* [RECORDS TO USE]
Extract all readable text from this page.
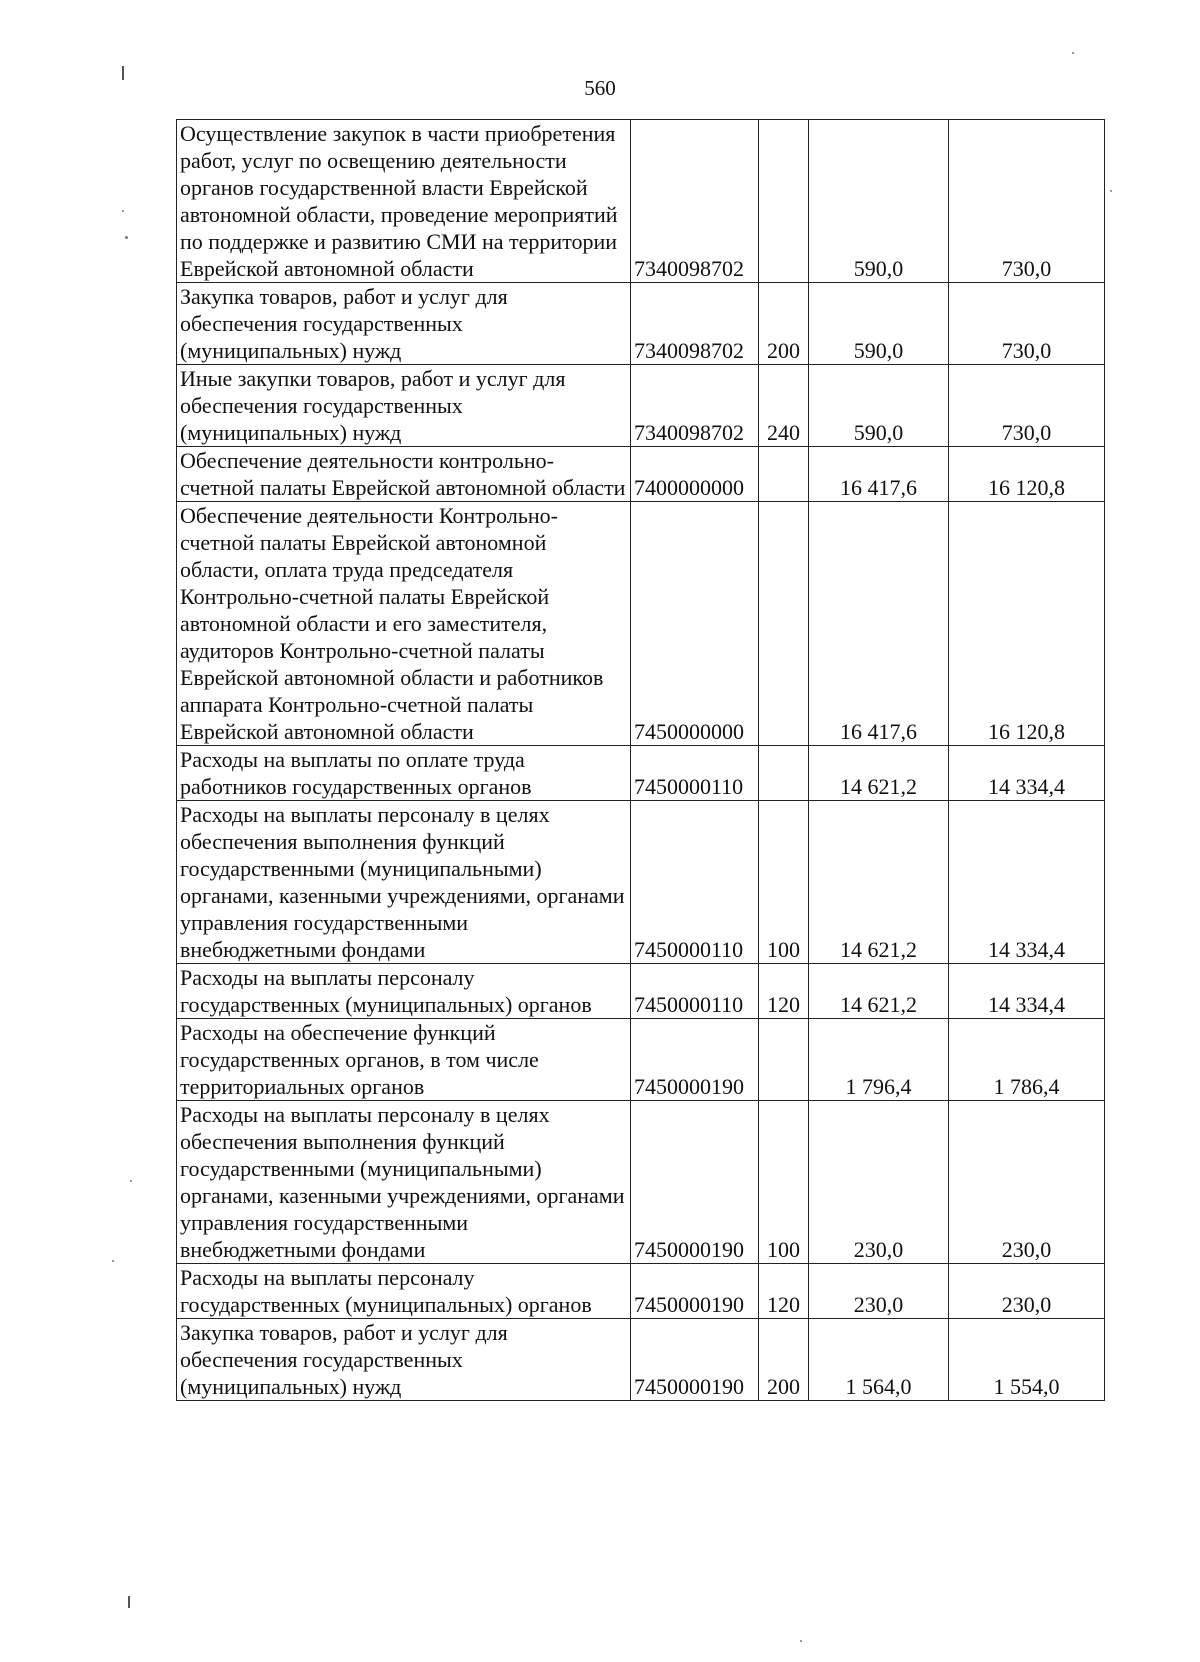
560
Осуществление закупок в части приобретения работ, услуг по освещению деятельности органов государственной власти Еврейской автономной области, проведение мероприятий по поддержке и развитию СМИ на территории Еврейской автономной области	7340098702		590,0	730,0
Закупка товаров, работ и услуг для обеспечения государственных (муниципальных) нужд	7340098702	200	590,0	730,0
Иные закупки товаров, работ и услуг для обеспечения государственных (муниципальных) нужд	7340098702	240	590,0	730,0
Обеспечение деятельности контрольно-счетной палаты Еврейской автономной области	7400000000		16 417,6	16 120,8
Обеспечение деятельности Контрольно-счетной палаты Еврейской автономной области, оплата труда председателя Контрольно-счетной палаты Еврейской автономной области и его заместителя, аудиторов Контрольно-счетной палаты Еврейской автономной области и работников аппарата Контрольно-счетной палаты Еврейской автономной области	7450000000		16 417,6	16 120,8
Расходы на выплаты по оплате труда работников государственных органов	7450000110		14 621,2	14 334,4
Расходы на выплаты персоналу в целях обеспечения выполнения функций государственными (муниципальными) органами, казенными учреждениями, органами управления государственными внебюджетными фондами	7450000110	100	14 621,2	14 334,4
Расходы на выплаты персоналу государственных (муниципальных) органов	7450000110	120	14 621,2	14 334,4
Расходы на обеспечение функций государственных органов, в том числе территориальных органов	7450000190		1 796,4	1 786,4
Расходы на выплаты персоналу в целях обеспечения выполнения функций государственными (муниципальными) органами, казенными учреждениями, органами управления государственными внебюджетными фондами	7450000190	100	230,0	230,0
Расходы на выплаты персоналу государственных (муниципальных) органов	7450000190	120	230,0	230,0
Закупка товаров, работ и услуг для обеспечения государственных (муниципальных) нужд	7450000190	200	1 564,0	1 554,0
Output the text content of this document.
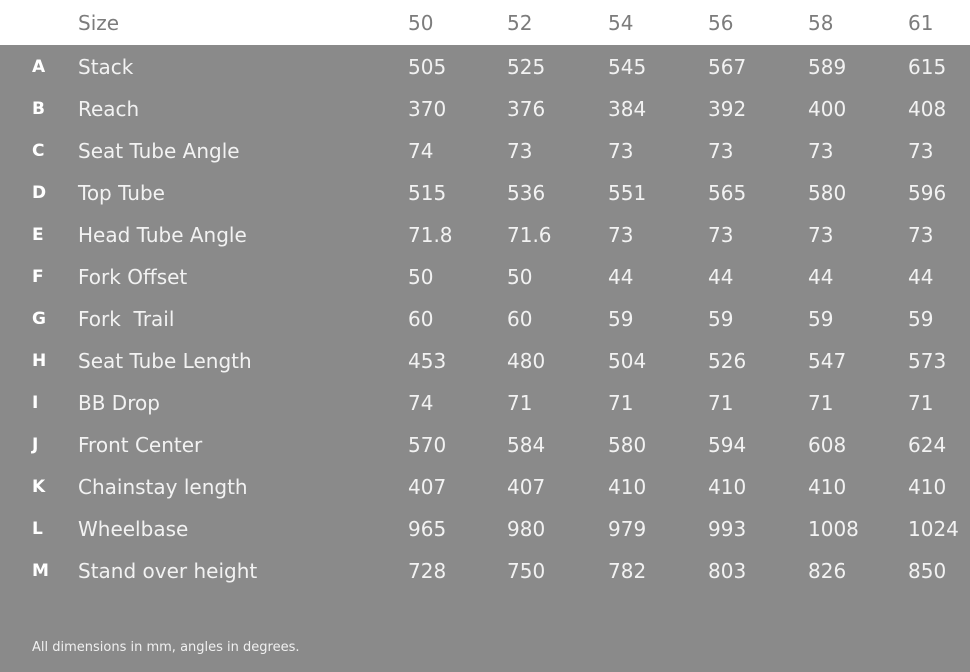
Size	50	52	54	56	58	61
A Stack	505	525	545	567	589	615
B Reach	370	376	384	392	400	408
C Seat Tube Angle	74	73	73	73	73	73
D Top Tube	515	536	551	565	580	596
E Head Tube Angle	71.8	71.6	73	73	73	73
F Fork Offset	50	50	44	44	44	44
G Fork  Trail	60	60	59	59	59	59
H Seat Tube Length	453	480	504	526	547	573
I BB Drop	74	71	71	71	71	71
J Front Center	570	584	580	594	608	624
K Chainstay length	407	407	410	410	410	410
L Wheelbase	965	980	979	993	1008 1024
M Stand over height	728	750	782	803	826	850
All dimensions in mm, angles in degrees.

* [TASK TO CARRY OUT]
Pick out all lines containing the string "text".

* [SOLUTION BELOW]
Extract all readable text from this page.
Output the text content of this document.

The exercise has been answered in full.